> _SOURCE RECORDS_
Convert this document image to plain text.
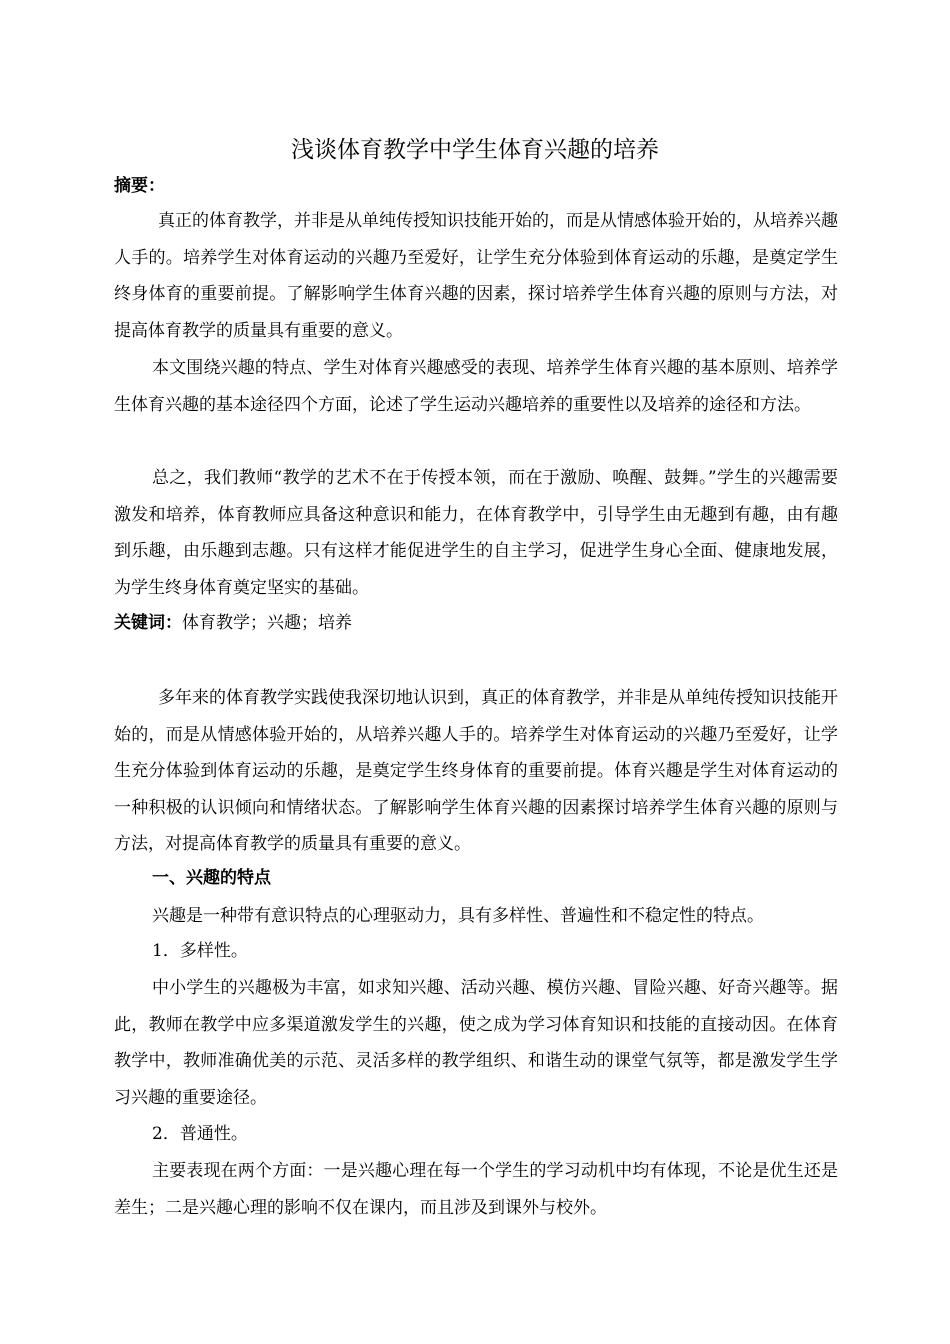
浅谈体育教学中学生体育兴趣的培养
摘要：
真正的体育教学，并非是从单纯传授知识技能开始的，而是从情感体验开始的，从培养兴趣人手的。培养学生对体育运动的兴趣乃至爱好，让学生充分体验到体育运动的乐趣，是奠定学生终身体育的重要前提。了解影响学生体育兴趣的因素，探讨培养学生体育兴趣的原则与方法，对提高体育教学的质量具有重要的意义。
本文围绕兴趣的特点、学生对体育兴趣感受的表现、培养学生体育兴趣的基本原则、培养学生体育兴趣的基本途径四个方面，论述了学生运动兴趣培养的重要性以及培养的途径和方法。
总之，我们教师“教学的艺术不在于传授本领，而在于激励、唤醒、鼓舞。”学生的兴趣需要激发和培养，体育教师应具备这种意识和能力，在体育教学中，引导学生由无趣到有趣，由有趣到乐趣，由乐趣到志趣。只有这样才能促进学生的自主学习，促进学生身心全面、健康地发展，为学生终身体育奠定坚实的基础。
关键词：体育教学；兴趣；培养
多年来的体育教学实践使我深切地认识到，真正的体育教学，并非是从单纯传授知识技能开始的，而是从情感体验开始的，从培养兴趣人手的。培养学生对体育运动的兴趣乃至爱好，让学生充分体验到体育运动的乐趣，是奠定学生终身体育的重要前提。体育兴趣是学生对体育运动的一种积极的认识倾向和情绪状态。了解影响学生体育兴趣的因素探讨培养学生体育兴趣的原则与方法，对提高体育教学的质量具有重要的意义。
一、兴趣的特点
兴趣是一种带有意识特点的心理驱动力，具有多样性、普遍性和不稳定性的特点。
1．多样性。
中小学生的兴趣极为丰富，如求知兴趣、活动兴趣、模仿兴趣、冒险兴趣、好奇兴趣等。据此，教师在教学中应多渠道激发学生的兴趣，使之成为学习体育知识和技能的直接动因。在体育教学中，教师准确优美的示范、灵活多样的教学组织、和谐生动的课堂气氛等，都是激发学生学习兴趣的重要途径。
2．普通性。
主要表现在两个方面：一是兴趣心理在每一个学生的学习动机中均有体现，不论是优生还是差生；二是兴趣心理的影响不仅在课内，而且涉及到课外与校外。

> _YOUR INSTRUCTIONS_
The records above are to be quoted exactly, with all pictures left out.

> _THE ANSWER_
Convert this document image to plain text.
浅谈体育教学中学生体育兴趣的培养
摘要：
真正的体育教学，并非是从单纯传授知识技能开始的，而是从情感体验开始的，从培养兴趣人手的。培养学生对体育运动的兴趣乃至爱好，让学生充分体验到体育运动的乐趣，是奠定学生终身体育的重要前提。了解影响学生体育兴趣的因素，探讨培养学生体育兴趣的原则与方法，对提高体育教学的质量具有重要的意义。
本文围绕兴趣的特点、学生对体育兴趣感受的表现、培养学生体育兴趣的基本原则、培养学生体育兴趣的基本途径四个方面，论述了学生运动兴趣培养的重要性以及培养的途径和方法。
总之，我们教师“教学的艺术不在于传授本领，而在于激励、唤醒、鼓舞。”学生的兴趣需要激发和培养，体育教师应具备这种意识和能力，在体育教学中，引导学生由无趣到有趣，由有趣到乐趣，由乐趣到志趣。只有这样才能促进学生的自主学习，促进学生身心全面、健康地发展，为学生终身体育奠定坚实的基础。
关键词：体育教学；兴趣；培养
多年来的体育教学实践使我深切地认识到，真正的体育教学，并非是从单纯传授知识技能开始的，而是从情感体验开始的，从培养兴趣人手的。培养学生对体育运动的兴趣乃至爱好，让学生充分体验到体育运动的乐趣，是奠定学生终身体育的重要前提。体育兴趣是学生对体育运动的一种积极的认识倾向和情绪状态。了解影响学生体育兴趣的因素探讨培养学生体育兴趣的原则与方法，对提高体育教学的质量具有重要的意义。
一、兴趣的特点
兴趣是一种带有意识特点的心理驱动力，具有多样性、普遍性和不稳定性的特点。
1．多样性。
中小学生的兴趣极为丰富，如求知兴趣、活动兴趣、模仿兴趣、冒险兴趣、好奇兴趣等。据此，教师在教学中应多渠道激发学生的兴趣，使之成为学习体育知识和技能的直接动因。在体育教学中，教师准确优美的示范、灵活多样的教学组织、和谐生动的课堂气氛等，都是激发学生学习兴趣的重要途径。
2．普通性。
主要表现在两个方面：一是兴趣心理在每一个学生的学习动机中均有体现，不论是优生还是差生；二是兴趣心理的影响不仅在课内，而且涉及到课外与校外。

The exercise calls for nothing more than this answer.